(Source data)

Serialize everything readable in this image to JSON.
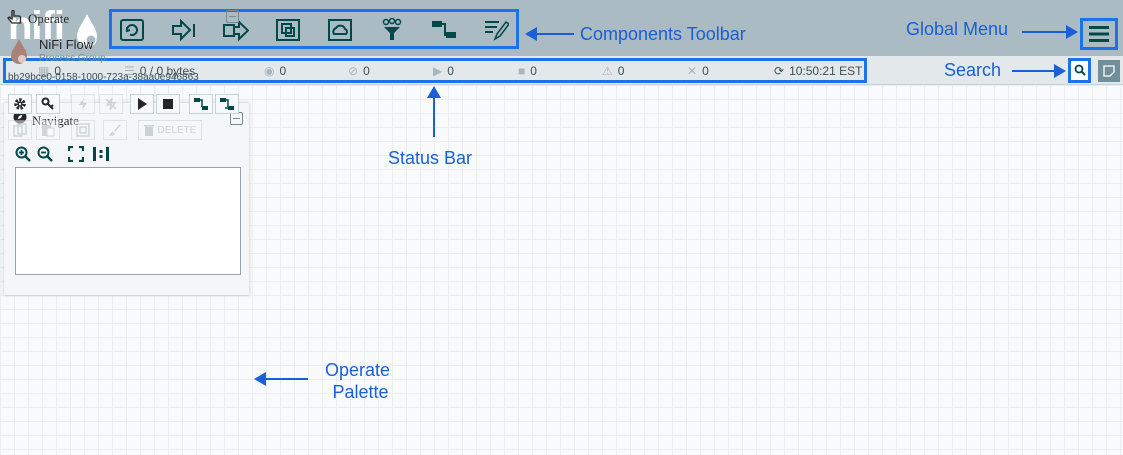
{
  "header": {
    "logo_text": "nifi",
    "toolbar_items": [
      "processor",
      "input-port",
      "output-port",
      "process-group",
      "remote-process-group",
      "funnel",
      "template",
      "label"
    ]
  },
  "status": {
    "threads": "0",
    "queued": "0 / 0 bytes",
    "transmitting": "0",
    "not_transmitting": "0",
    "running": "0",
    "stopped": "0",
    "invalid": "0",
    "disabled": "0",
    "refresh_time": "10:50:21 EST"
  },
  "navigate": {
    "title": "Navigate"
  },
  "operate": {
    "title": "Operate",
    "group_name": "NiFi Flow",
    "group_type": "Process Group",
    "group_id": "bb29bce0-0158-1000-723a-38aa0e946863",
    "delete_label": "DELETE"
  },
  "annotations": {
    "components_toolbar": "Components Toolbar",
    "global_menu": "Global Menu",
    "search": "Search",
    "status_bar": "Status Bar",
    "operate_palette_line1": "Operate",
    "operate_palette_line2": "Palette"
  },
  "colors": {
    "header": "#aabbc3",
    "annotation": "#1a5fd6",
    "highlight": "#1a73e8",
    "icon_dark": "#004849"
  }
}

BRIEF: Without including the pictures, return each record above exactly as it stands.

OUTPUT FOR THIS EXERCISE:
Serialize everything readable in this image to JSON.
{
  "header": {
    "logo_text": "nifi",
    "toolbar_items": [
      "processor",
      "input-port",
      "output-port",
      "process-group",
      "remote-process-group",
      "funnel",
      "template",
      "label"
    ]
  },
  "status": {
    "threads": "0",
    "queued": "0 / 0 bytes",
    "transmitting": "0",
    "not_transmitting": "0",
    "running": "0",
    "stopped": "0",
    "invalid": "0",
    "disabled": "0",
    "refresh_time": "10:50:21 EST"
  },
  "navigate": {
    "title": "Navigate"
  },
  "operate": {
    "title": "Operate",
    "group_name": "NiFi Flow",
    "group_type": "Process Group",
    "group_id": "bb29bce0-0158-1000-723a-38aa0e946863",
    "delete_label": "DELETE"
  },
  "annotations": {
    "components_toolbar": "Components Toolbar",
    "global_menu": "Global Menu",
    "search": "Search",
    "status_bar": "Status Bar",
    "operate_palette_line1": "Operate",
    "operate_palette_line2": "Palette"
  },
  "colors": {
    "header": "#aabbc3",
    "annotation": "#1a5fd6",
    "highlight": "#1a73e8",
    "icon_dark": "#004849"
  }
}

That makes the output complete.